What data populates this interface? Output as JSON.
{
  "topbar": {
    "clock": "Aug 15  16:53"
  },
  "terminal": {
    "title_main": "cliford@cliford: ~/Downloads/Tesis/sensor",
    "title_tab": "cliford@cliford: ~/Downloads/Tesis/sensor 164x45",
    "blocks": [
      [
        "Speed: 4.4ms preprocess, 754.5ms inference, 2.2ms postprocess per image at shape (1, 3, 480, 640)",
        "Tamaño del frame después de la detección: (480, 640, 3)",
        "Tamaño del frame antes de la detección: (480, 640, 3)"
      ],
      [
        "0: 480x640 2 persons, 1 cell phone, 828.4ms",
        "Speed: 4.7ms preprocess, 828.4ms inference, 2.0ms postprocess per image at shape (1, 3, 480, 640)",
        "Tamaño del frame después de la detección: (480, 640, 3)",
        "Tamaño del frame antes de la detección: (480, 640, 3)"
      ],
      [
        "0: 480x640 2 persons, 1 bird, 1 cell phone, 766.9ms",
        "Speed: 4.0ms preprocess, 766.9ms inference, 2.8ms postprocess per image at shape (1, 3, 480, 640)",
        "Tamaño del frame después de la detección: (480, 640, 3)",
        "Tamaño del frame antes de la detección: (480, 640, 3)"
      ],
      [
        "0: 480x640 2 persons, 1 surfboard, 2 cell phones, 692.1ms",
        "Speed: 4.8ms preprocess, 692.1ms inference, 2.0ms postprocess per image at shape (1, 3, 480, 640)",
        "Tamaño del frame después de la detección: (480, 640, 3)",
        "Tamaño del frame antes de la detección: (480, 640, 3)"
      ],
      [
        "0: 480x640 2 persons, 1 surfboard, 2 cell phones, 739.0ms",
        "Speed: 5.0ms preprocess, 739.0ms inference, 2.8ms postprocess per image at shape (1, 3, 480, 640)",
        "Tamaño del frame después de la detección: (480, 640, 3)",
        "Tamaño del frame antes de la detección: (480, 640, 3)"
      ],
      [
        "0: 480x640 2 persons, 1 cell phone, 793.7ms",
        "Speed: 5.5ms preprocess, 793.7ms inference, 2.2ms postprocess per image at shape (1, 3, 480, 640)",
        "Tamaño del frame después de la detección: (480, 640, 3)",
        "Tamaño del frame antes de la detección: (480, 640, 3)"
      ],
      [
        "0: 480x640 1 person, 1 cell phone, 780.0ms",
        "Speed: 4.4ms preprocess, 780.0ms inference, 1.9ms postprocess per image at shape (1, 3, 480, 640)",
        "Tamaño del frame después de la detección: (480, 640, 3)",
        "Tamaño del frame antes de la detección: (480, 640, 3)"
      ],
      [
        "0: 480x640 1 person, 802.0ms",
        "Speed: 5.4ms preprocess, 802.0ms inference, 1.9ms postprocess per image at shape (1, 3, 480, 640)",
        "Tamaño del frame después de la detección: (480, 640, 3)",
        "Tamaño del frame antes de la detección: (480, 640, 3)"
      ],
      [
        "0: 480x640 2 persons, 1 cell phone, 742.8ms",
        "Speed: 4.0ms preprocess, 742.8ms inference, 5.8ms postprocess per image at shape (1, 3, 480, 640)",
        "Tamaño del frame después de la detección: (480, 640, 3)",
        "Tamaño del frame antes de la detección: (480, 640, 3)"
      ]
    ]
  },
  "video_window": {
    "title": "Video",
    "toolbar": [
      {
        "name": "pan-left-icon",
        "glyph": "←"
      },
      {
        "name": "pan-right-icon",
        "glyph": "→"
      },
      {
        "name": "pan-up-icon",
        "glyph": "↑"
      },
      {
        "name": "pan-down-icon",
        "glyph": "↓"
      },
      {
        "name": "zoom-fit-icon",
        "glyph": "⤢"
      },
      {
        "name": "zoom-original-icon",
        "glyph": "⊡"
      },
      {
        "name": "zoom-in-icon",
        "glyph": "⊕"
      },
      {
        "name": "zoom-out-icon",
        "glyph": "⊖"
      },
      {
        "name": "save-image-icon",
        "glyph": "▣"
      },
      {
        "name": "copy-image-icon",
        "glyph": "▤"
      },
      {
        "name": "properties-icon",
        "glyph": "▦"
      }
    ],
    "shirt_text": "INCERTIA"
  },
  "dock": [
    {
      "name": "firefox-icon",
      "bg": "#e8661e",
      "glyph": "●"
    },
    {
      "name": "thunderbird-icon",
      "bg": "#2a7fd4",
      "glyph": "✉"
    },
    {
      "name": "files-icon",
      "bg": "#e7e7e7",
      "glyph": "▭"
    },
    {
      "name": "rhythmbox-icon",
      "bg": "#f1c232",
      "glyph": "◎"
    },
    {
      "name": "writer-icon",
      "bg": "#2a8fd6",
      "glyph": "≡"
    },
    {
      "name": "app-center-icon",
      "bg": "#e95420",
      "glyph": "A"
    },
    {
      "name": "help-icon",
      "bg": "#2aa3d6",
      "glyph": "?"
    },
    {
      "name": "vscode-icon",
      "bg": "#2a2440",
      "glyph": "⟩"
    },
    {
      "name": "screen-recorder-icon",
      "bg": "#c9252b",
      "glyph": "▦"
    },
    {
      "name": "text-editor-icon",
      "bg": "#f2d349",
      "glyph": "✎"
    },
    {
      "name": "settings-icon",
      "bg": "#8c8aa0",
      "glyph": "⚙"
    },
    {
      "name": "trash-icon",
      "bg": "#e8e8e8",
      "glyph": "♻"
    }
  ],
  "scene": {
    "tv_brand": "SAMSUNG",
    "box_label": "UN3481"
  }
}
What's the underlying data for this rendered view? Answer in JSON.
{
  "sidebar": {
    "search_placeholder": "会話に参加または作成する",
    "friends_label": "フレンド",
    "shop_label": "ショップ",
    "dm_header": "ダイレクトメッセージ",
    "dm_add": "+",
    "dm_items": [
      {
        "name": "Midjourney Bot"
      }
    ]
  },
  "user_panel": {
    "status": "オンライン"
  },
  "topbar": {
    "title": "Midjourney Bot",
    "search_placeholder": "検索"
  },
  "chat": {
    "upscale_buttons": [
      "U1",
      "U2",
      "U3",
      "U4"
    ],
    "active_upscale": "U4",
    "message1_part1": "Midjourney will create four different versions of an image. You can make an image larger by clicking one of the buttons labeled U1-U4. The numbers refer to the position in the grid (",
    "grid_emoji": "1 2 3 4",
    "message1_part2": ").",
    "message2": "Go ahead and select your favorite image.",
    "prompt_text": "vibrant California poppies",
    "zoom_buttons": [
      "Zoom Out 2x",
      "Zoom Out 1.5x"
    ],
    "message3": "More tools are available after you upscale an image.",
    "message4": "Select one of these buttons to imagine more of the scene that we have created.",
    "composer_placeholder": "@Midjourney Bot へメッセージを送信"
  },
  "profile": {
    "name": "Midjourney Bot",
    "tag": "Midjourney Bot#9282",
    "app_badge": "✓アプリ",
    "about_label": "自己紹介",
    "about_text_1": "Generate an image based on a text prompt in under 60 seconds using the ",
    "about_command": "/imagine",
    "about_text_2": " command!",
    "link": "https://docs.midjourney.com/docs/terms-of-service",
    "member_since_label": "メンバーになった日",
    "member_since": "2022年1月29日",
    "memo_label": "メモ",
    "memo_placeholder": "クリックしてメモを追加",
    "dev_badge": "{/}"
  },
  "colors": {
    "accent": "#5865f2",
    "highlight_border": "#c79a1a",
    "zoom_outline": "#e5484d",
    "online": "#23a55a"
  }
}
◆ ◆ ◆ ◆ ◆ ◆ ◆
Exercise goal :: Above are the records; copy every line in them that holds the word "imagine".

Result for this exercise ::
    "message4": "Select one of these buttons to imagine more of the scene that we have created.",
    "about_command": "/imagine",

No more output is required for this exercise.